* WHAT YOU NEED TO DO
Copy out every line in the entries below that includes "title".

* MATERIALS PROVIDED
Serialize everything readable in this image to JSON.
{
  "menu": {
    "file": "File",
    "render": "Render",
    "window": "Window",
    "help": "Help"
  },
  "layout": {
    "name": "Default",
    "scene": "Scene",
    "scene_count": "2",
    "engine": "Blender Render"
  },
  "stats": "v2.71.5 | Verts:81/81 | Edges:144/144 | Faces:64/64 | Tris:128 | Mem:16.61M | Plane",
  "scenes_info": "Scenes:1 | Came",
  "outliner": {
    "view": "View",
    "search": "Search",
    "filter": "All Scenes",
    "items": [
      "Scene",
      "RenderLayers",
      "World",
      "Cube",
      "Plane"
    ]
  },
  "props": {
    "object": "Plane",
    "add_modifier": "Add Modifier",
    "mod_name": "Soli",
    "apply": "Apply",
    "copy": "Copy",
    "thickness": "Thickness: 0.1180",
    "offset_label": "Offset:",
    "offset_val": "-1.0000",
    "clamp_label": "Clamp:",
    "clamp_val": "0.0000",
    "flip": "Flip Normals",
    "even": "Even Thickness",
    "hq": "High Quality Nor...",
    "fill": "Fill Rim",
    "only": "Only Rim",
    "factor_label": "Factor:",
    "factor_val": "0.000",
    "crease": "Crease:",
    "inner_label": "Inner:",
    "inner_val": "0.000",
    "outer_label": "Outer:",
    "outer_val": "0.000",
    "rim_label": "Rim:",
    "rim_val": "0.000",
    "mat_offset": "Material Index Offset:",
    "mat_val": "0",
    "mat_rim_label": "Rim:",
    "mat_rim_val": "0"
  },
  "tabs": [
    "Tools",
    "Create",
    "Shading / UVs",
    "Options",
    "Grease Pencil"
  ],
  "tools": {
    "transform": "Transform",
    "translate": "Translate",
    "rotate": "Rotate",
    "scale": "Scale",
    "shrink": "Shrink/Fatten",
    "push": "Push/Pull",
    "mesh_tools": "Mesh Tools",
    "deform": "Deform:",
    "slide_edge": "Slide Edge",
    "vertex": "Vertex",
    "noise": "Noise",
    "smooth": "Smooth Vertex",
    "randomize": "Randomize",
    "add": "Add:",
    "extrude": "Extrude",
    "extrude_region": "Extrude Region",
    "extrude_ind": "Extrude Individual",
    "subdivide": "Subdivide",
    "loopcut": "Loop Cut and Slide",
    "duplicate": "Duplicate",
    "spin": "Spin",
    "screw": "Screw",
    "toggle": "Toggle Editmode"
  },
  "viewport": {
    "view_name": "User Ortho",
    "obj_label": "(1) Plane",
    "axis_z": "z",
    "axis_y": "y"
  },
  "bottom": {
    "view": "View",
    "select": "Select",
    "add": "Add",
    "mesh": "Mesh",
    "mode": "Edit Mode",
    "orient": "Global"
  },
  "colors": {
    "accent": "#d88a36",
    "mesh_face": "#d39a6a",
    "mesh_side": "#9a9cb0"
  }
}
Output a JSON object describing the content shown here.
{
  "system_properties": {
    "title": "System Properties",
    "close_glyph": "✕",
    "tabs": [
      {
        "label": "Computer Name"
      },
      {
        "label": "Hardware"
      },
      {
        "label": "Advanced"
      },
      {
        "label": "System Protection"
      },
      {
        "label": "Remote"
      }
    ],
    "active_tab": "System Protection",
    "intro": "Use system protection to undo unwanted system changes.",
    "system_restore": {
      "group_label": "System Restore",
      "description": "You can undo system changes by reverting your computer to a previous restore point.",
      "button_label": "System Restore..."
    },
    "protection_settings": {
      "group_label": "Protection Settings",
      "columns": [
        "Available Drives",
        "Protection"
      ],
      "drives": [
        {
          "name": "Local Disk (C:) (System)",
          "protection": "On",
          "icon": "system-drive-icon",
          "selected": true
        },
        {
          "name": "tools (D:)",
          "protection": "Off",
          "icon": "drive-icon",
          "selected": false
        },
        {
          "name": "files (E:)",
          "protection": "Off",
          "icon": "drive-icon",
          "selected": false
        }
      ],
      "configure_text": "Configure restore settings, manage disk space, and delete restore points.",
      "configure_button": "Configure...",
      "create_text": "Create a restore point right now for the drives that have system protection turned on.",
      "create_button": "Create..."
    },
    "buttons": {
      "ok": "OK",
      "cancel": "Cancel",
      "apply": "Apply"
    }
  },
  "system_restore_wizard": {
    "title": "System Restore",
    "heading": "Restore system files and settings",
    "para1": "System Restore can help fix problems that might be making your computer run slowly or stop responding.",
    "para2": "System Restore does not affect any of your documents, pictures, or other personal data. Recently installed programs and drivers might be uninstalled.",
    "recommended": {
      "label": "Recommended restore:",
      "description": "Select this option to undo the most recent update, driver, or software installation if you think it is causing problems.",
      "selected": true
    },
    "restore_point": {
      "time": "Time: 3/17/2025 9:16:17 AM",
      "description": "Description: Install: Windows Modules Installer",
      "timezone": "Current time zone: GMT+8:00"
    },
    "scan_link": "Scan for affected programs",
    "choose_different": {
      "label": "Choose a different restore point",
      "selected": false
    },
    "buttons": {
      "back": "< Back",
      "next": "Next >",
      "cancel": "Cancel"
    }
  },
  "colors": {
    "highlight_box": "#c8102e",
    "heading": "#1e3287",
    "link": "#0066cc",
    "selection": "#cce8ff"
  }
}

* REPLY TO THE TASK
    "title": "System Properties",
    "title": "System Restore",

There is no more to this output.